Extracted text:
Matt McCutchen's Web Site → Utilities (Top, Basic file management, RPM software management, Web log analysis, Stow, retex, ftc, ftx, gitar, patchsync, xsltdepcomp, continusync, Isolated Firefox, ntfsresizecopy, git subtree-lite, Bottom). Email me about this page.

Utilities

Status: intermittently active, parts obsolete; 2005-present (supersedes any conflicting remarks left on this page; see the home page for definitions)

Here I collect utilities I use or previously used on my Linux system. Some of them may work on other unix-like systems. They vary widely in maturity: caveat emptor! Your feedback and contributions are welcome: please email me.

Since 2020-09-02, the actual files are in this git repository for your convenience in keeping your copies up to date and merging modifications, except as indicated on this page. The main documentation is still maintained on this page, although many of the files also have comments in them.

Basic file management[# Top]

cp2 is an abbreviation for rsync -rltE --chmod=ugo=rwX, i.e., preserve data but use destination default security settings. cp2 has largely replaced cp as my copy command.
chexec makes a file executable or nonexecutable by changing the appropriate x permissions according to the same smart algorithm I contributed to rsync. cleanexec is a wrapper that makes a file executable if and only if file(1) says the data is executable; you might find find . -type f -exec cleanexec {} \; useful.
stat2 shows just about all information about a file except its data (stat, lsattr, getfacl, getfattr; let me know if I missed something!).
My lesspipe.sh script, based on an old version of Fedora's. It supports a number of additional file types, but I haven't kept it up to date with Fedora's. Better options may be available on the web; I wanted to get this out and didn't want to take the time to research other options.

RPM software management[# Top]

Maintenance of traditional mutable root filesystems

I use these tools to help manage my traditional Fedora system on which RPM transactions mutate the root filesystem over time. They have some limitations and make some assumptions specific to my setup, but the latter should be easy to change. I'd like to move to a system that generates the root filesystem reproducibly from a specification, likely reusing code or at least ideas from Fedora Silverblue (Silverblue doesn't appear to do everything I need out of the box), which would make these tools obsolete. In the meantime, rpm-audit keeps at least the set of installed packages reproducible (with minor caveats). With the packaged versions of configuration files saved by rpmconf-matt, it wouldn't be hard to write a tool that diffs the root filesystem against the packaged state, though I haven't done so yet. (If you do, let me know!) However, the problem remains that scriptlets mutate things from their packaged state, so one has to know what changes from scriptlets are expected (or what expected changes from scriptlets are missing!). Efficient re-running of scriptlets (ideally incremental, if there's any way to achieve that) is a major problem that any tool for reproducible generation of the root filesystem would have to solve.

Record set:
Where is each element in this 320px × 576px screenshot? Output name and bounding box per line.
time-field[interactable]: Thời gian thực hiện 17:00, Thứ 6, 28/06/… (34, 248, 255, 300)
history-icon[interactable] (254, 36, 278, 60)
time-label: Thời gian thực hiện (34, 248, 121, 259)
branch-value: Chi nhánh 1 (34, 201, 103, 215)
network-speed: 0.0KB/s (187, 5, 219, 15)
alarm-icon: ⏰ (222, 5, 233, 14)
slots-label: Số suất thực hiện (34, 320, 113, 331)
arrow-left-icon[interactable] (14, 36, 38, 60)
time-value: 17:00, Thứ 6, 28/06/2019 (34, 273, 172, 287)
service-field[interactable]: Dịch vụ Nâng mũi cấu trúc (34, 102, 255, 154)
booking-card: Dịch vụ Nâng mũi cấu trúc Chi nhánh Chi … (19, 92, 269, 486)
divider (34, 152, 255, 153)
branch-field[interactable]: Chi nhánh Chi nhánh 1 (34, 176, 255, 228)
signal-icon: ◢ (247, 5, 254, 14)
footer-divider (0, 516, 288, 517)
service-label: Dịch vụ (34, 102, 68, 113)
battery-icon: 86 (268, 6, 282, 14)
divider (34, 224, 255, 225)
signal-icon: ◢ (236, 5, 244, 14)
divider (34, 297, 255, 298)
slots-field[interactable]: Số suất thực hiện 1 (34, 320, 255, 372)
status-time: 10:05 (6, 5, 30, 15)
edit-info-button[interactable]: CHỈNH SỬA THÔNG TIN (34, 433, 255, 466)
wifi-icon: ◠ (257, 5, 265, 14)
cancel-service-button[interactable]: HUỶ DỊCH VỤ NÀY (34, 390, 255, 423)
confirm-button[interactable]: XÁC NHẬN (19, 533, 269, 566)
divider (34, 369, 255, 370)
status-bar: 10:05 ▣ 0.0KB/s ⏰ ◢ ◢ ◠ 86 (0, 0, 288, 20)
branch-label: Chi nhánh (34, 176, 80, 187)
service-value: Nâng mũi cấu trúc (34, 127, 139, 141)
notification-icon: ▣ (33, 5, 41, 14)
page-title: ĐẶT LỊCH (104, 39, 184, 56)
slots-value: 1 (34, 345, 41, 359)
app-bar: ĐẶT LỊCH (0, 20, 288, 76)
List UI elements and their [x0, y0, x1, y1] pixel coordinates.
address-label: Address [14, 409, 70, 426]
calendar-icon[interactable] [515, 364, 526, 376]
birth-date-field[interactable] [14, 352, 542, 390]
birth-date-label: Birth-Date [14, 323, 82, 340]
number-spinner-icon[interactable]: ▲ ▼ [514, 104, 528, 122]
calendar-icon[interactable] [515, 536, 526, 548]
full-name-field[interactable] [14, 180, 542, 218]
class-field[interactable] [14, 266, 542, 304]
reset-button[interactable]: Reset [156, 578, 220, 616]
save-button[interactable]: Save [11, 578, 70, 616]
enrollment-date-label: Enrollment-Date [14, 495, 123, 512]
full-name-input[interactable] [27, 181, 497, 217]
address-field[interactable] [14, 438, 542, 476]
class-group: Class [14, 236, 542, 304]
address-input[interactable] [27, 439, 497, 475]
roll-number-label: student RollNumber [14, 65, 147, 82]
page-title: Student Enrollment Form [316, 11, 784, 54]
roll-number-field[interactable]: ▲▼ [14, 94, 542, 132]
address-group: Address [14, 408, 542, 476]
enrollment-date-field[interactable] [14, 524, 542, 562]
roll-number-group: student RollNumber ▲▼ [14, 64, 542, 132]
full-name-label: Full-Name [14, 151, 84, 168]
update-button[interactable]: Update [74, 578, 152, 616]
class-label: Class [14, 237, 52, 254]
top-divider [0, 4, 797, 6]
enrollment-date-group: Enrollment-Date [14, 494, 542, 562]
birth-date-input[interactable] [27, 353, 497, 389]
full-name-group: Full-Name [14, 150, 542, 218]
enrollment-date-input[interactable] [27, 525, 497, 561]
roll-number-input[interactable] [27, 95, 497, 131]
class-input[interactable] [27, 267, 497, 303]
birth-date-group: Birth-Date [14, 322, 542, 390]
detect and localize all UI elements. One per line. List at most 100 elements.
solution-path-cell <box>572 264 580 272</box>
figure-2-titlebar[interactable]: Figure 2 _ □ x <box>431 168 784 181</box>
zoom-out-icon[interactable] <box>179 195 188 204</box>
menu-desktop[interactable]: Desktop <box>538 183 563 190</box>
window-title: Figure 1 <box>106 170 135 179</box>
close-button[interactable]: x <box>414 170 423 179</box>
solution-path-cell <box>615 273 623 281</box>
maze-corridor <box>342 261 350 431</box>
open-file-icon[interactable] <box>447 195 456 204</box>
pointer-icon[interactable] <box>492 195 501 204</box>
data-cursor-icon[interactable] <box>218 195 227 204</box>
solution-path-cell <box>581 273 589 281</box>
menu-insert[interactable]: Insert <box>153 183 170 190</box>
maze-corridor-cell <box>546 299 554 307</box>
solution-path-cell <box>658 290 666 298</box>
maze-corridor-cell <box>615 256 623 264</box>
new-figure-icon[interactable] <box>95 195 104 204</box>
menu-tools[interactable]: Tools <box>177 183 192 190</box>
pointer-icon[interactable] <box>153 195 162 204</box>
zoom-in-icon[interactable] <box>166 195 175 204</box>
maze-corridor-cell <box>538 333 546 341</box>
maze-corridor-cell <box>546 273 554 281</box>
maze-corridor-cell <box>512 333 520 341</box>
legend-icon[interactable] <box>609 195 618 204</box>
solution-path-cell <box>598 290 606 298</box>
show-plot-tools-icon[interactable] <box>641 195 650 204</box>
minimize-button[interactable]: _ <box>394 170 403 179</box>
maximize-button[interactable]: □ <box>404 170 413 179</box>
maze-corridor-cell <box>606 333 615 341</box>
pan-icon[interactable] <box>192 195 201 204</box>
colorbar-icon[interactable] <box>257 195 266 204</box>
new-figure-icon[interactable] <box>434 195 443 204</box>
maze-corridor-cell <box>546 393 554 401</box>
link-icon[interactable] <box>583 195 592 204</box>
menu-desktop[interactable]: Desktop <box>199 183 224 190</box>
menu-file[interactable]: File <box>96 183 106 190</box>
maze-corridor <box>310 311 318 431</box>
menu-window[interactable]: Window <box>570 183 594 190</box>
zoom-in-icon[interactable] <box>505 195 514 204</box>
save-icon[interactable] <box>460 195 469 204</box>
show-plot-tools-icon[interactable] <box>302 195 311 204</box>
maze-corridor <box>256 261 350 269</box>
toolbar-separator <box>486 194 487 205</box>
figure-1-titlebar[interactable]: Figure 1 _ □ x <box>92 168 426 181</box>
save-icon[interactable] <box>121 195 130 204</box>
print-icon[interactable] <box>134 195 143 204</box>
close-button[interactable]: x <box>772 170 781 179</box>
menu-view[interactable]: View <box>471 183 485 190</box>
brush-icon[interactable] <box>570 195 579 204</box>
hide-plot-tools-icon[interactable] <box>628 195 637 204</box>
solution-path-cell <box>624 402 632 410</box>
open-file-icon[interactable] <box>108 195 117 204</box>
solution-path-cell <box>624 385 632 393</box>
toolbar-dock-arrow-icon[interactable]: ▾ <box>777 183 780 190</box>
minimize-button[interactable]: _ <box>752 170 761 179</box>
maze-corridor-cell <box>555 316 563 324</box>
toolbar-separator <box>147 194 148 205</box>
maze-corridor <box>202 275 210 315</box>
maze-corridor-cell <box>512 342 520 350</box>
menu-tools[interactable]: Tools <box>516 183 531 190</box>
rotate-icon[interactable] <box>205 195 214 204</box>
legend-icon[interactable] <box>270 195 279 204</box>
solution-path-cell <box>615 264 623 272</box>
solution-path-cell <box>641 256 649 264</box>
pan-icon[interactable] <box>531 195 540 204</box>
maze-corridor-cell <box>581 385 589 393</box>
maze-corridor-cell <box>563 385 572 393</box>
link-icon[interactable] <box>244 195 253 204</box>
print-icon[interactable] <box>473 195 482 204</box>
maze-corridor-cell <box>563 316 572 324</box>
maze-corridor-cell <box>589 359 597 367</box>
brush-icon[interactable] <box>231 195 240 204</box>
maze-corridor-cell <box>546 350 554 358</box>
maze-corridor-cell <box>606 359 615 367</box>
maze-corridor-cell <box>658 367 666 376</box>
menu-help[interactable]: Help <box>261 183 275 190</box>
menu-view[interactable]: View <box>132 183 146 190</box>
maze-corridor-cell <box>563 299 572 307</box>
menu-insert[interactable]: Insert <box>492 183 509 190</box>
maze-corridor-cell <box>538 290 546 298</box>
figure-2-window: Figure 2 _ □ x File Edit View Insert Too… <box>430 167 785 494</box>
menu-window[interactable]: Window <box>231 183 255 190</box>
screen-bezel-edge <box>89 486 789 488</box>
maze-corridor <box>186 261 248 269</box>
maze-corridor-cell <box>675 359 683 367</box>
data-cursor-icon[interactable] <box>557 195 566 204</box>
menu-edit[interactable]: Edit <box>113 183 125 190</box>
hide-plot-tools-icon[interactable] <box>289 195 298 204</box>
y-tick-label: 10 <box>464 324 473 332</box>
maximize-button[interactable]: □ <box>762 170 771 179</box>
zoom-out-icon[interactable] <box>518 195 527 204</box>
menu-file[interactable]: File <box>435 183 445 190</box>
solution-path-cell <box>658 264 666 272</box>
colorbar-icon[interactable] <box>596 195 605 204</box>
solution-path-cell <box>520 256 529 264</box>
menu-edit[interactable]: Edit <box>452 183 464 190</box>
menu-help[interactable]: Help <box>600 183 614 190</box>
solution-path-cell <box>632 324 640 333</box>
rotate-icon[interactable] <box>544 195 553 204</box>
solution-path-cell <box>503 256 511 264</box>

Tasks for this exercise:
1. Copy the records word for word, from their first line through the line containing "branch-label: Chi nhánh (34, 176, 80, 187)".
2. Continue the Linux utilities page from the point where it stops.
The web page and the records are unrelated to each other.

Set of answers:
1.
Where is each element in this 320px × 576px screenshot? Output name and bounding box per line.
time-field[interactable]: Thời gian thực hiện 17:00, Thứ 6, 28/06/… (34, 248, 255, 300)
history-icon[interactable] (254, 36, 278, 60)
time-label: Thời gian thực hiện (34, 248, 121, 259)
branch-value: Chi nhánh 1 (34, 201, 103, 215)
network-speed: 0.0KB/s (187, 5, 219, 15)
alarm-icon: ⏰ (222, 5, 233, 14)
slots-label: Số suất thực hiện (34, 320, 113, 331)
arrow-left-icon[interactable] (14, 36, 38, 60)
time-value: 17:00, Thứ 6, 28/06/2019 (34, 273, 172, 287)
service-field[interactable]: Dịch vụ Nâng mũi cấu trúc (34, 102, 255, 154)
booking-card: Dịch vụ Nâng mũi cấu trúc Chi nhánh Chi … (19, 92, 269, 486)
divider (34, 152, 255, 153)
branch-field[interactable]: Chi nhánh Chi nhánh 1 (34, 176, 255, 228)
signal-icon: ◢ (247, 5, 254, 14)
footer-divider (0, 516, 288, 517)
service-label: Dịch vụ (34, 102, 68, 113)
battery-icon: 86 (268, 6, 282, 14)
divider (34, 224, 255, 225)
signal-icon: ◢ (236, 5, 244, 14)
divider (34, 297, 255, 298)
slots-field[interactable]: Số suất thực hiện 1 (34, 320, 255, 372)
status-time: 10:05 (6, 5, 30, 15)
edit-info-button[interactable]: CHỈNH SỬA THÔNG TIN (34, 433, 255, 466)
wifi-icon: ◠ (257, 5, 265, 14)
cancel-service-button[interactable]: HUỶ DỊCH VỤ NÀY (34, 390, 255, 423)
confirm-button[interactable]: XÁC NHẬN (19, 533, 269, 566)
divider (34, 369, 255, 370)
status-bar: 10:05 ▣ 0.0KB/s ⏰ ◢ ◢ ◠ 86 (0, 0, 288, 20)
branch-label: Chi nhánh (34, 176, 80, 187)

2.
rpmconf-matt: Copies the original versions of RPM-managed configuration files to *.rpmbase and invokes a three-way merge tool to resolve *.rpmsave and *.rpmnew files. (Read the security notice at the top of the file before using.) This has largely removed what for many years was a huge pain of comparing two versions of a configuration file and researching which version to keep at each difference, though there are still cases in which a scriptlet changes something in a configuration file and I have to research whether I should keep the change. The tool is named rpmconf-matt to distinguish it from the rpmconf in Fedora, which does not support three-way merges and thus provides little benefit in my view. I had hoped to get the three-way merge functionality cleaned up and added to rpmconf and thereby available in Fedora, but I haven't gotten around to it. Apparently dpkg has an analogous tool ucf --three-way, and some other package managers may as well.
rpm-overrides-matt: Same idea as rpmconf-matt for when I need to modify an RPM-managed file that is not marked as configuration and thus is just overwritten by RPM when the package is upgraded. Less mature than rpmconf-matt. On a dpkg-based system, a diversion would stop dpkg from overwriting the file, but a three-way merge tool would still be needed if the administrator needs to actually merge changes rather than just reference the original file via an include or the like.
rpm-audit: Verifies that the sets of installed and "userinstalled" (per dnf) packages match what one would get by installing all the packages and provides listed in a wants file on an empty system.

The simple system-update script brings together all three tools to do a complete system upgrade, audit, and file merge.

If you want to install some packages from an updates-testing or similar repository (or even a different Fedora release with dnf --releasever=X) without permanently enabling the whole repository, you'll need to dnf download the packages to a permanently enabled local repository in order to pass rpm-audit. See the next subsection for a consideration about doing that.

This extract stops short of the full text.